:: What you are asked to do ::
Within the records below, find each line that holds the string "parties", then copy it.

══ Information shown

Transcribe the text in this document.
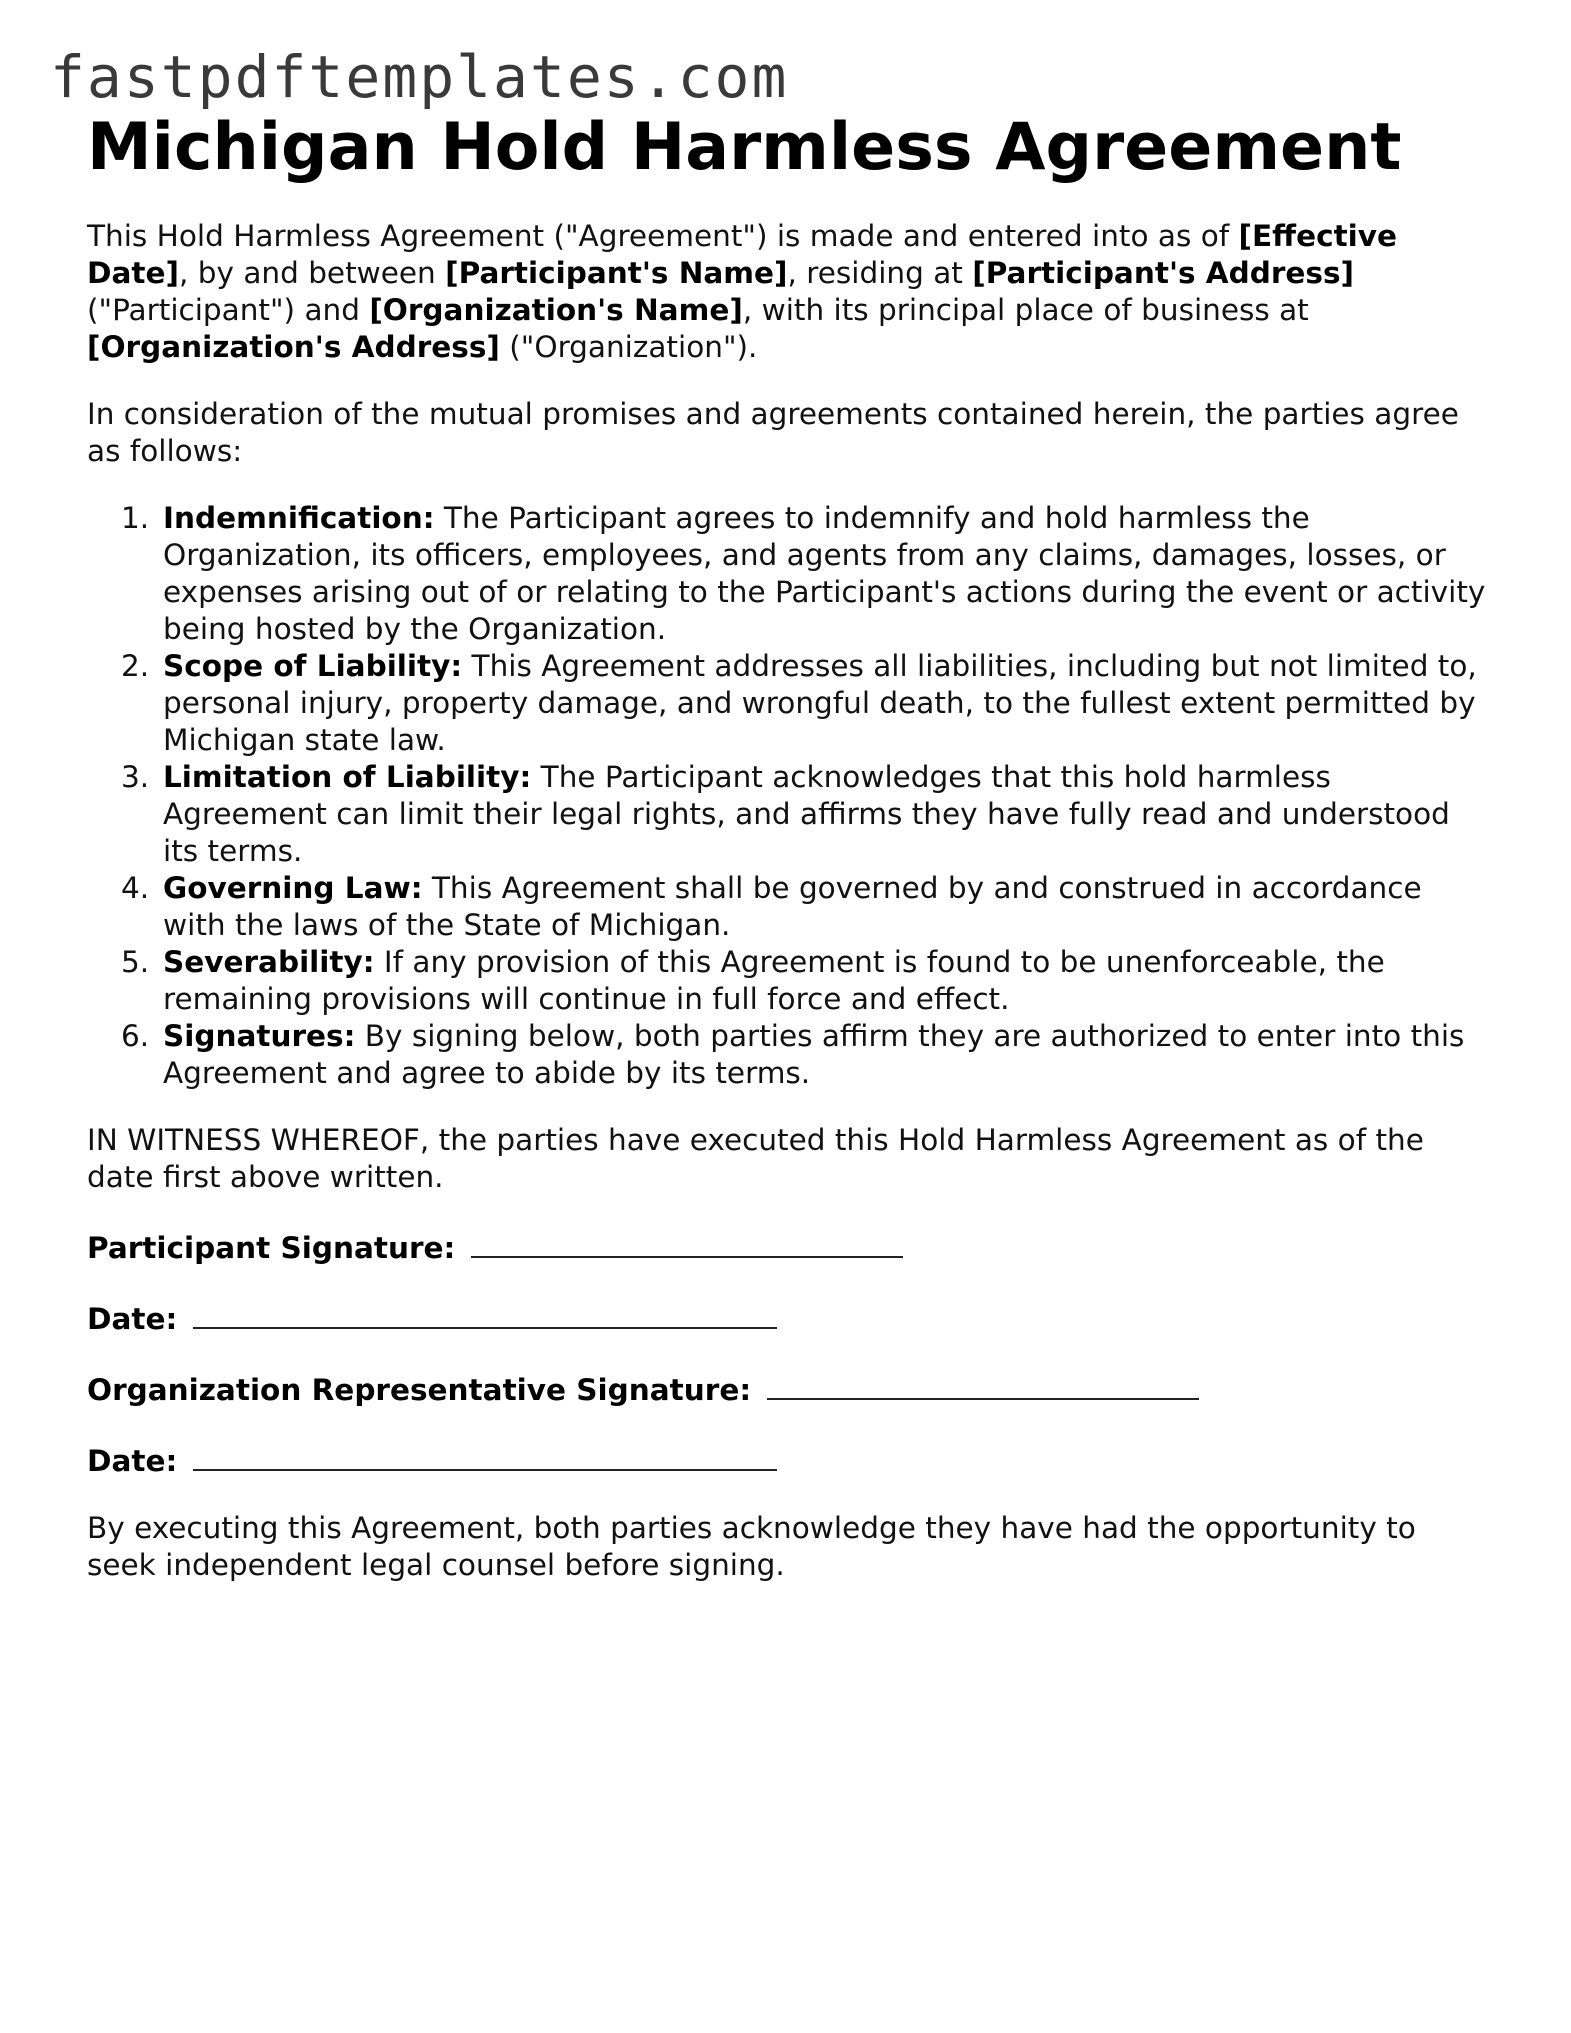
fastpdftemplates.com
Michigan Hold Harmless Agreement

This Hold Harmless Agreement ("Agreement") is made and entered into as of [Effective Date], by and between [Participant's Name], residing at [Participant's Address] ("Participant") and [Organization's Name], with its principal place of business at [Organization's Address] ("Organization").

In consideration of the mutual promises and agreements contained herein, the parties agree as follows:

1. Indemnification: The Participant agrees to indemnify and hold harmless the Organization, its officers, employees, and agents from any claims, damages, losses, or expenses arising out of or relating to the Participant's actions during the event or activity being hosted by the Organization.
2. Scope of Liability: This Agreement addresses all liabilities, including but not limited to, personal injury, property damage, and wrongful death, to the fullest extent permitted by Michigan state law.
3. Limitation of Liability: The Participant acknowledges that this hold harmless Agreement can limit their legal rights, and affirms they have fully read and understood its terms.
4. Governing Law: This Agreement shall be governed by and construed in accordance with the laws of the State of Michigan.
5. Severability: If any provision of this Agreement is found to be unenforceable, the remaining provisions will continue in full force and effect.
6. Signatures: By signing below, both parties affirm they are authorized to enter into this Agreement and agree to abide by its terms.

IN WITNESS WHEREOF, the parties have executed this Hold Harmless Agreement as of the date first above written.

Participant Signature:
Date:
Organization Representative Signature:
Date:

By executing this Agreement, both parties acknowledge they have had the opportunity to seek independent legal counsel before signing.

════

:: Written solution ::
In consideration of the mutual promises and agreements contained herein, the parties agree as follows:
6. Signatures: By signing below, both parties affirm they are authorized to enter into this Agreement and agree to abide by its terms.
IN WITNESS WHEREOF, the parties have executed this Hold Harmless Agreement as of the date first above written.
By executing this Agreement, both parties acknowledge they have had the opportunity to seek independent legal counsel before signing.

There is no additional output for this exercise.